===== DATA PROVIDED
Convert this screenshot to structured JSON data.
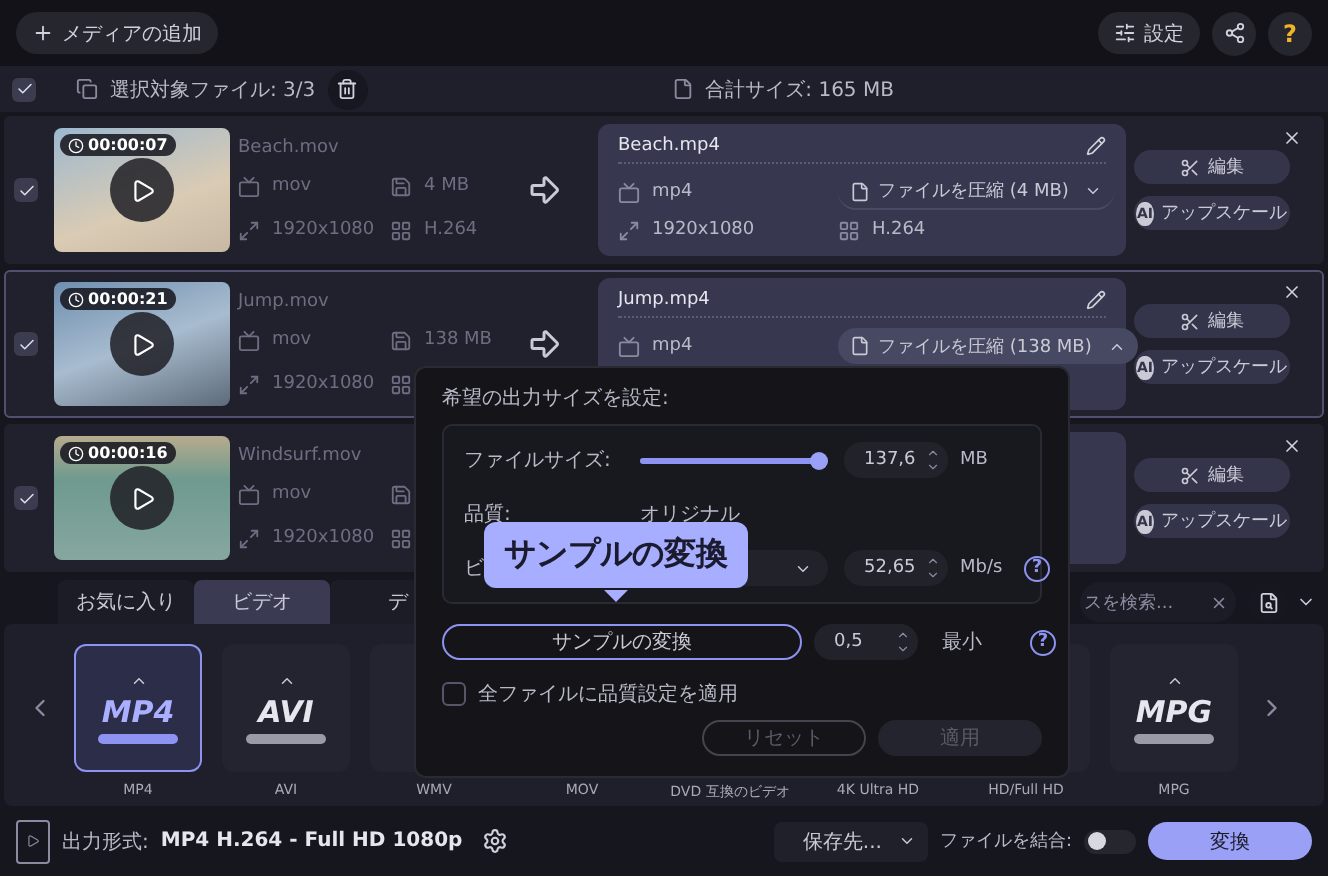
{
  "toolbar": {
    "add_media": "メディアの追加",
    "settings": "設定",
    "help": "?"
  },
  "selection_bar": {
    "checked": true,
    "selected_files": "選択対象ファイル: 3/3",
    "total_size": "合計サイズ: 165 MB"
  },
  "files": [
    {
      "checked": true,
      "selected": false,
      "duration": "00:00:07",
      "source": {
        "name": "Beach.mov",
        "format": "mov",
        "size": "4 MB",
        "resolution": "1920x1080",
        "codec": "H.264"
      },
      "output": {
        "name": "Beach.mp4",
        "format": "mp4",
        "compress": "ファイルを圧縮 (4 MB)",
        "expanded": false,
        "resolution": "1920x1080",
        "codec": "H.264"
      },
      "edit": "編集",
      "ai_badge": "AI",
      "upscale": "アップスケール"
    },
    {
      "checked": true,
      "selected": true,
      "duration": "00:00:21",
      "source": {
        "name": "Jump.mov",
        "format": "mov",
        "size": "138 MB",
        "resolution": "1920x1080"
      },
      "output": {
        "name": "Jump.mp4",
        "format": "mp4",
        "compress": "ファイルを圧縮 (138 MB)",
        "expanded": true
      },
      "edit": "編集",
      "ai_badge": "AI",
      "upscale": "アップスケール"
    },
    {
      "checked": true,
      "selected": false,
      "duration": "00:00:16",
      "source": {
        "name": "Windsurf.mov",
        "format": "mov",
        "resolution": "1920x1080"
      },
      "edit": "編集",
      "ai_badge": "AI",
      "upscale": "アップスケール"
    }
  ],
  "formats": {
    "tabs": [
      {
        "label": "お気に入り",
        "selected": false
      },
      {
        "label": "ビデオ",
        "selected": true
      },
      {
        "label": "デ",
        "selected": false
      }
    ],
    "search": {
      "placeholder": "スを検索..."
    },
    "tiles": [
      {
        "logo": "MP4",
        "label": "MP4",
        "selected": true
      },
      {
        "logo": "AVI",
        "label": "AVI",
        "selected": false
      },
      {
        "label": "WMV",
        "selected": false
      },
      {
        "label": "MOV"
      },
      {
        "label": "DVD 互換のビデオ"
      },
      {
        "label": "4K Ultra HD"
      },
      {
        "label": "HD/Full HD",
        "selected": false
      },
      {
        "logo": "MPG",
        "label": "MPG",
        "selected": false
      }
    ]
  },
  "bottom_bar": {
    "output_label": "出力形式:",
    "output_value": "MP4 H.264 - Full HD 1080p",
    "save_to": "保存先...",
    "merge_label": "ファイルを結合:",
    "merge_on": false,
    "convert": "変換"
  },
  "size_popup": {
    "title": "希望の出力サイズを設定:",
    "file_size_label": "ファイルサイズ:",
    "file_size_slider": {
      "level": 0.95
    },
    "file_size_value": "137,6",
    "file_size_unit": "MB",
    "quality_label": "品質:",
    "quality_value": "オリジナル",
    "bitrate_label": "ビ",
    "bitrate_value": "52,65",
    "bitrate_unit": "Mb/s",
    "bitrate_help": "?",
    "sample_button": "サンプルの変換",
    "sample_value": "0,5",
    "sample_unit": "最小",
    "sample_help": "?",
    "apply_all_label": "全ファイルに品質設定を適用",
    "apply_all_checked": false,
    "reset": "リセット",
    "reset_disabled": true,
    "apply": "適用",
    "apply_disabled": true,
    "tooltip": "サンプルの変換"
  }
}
==========
===== DATA PROVIDED
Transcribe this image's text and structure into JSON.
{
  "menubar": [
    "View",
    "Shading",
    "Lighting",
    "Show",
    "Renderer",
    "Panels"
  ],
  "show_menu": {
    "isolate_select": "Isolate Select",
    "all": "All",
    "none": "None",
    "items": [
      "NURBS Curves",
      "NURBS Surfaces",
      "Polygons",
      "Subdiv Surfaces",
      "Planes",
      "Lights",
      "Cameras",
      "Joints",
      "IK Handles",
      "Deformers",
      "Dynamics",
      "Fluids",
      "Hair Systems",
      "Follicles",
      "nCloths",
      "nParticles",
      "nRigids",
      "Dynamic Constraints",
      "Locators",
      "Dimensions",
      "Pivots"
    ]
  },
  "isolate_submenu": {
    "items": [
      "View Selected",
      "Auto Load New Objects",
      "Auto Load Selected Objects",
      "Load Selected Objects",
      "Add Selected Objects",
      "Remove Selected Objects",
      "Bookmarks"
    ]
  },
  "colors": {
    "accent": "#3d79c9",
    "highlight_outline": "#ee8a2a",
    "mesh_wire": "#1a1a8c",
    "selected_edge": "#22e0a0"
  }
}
==========
> _GIVEN TASK_
Each line with the string "Full" in it needs to be found and copied.

> _COMPLETE ANSWER_
        "label": "HD/Full HD",
    "output_value": "MP4 H.264 - Full HD 1080p",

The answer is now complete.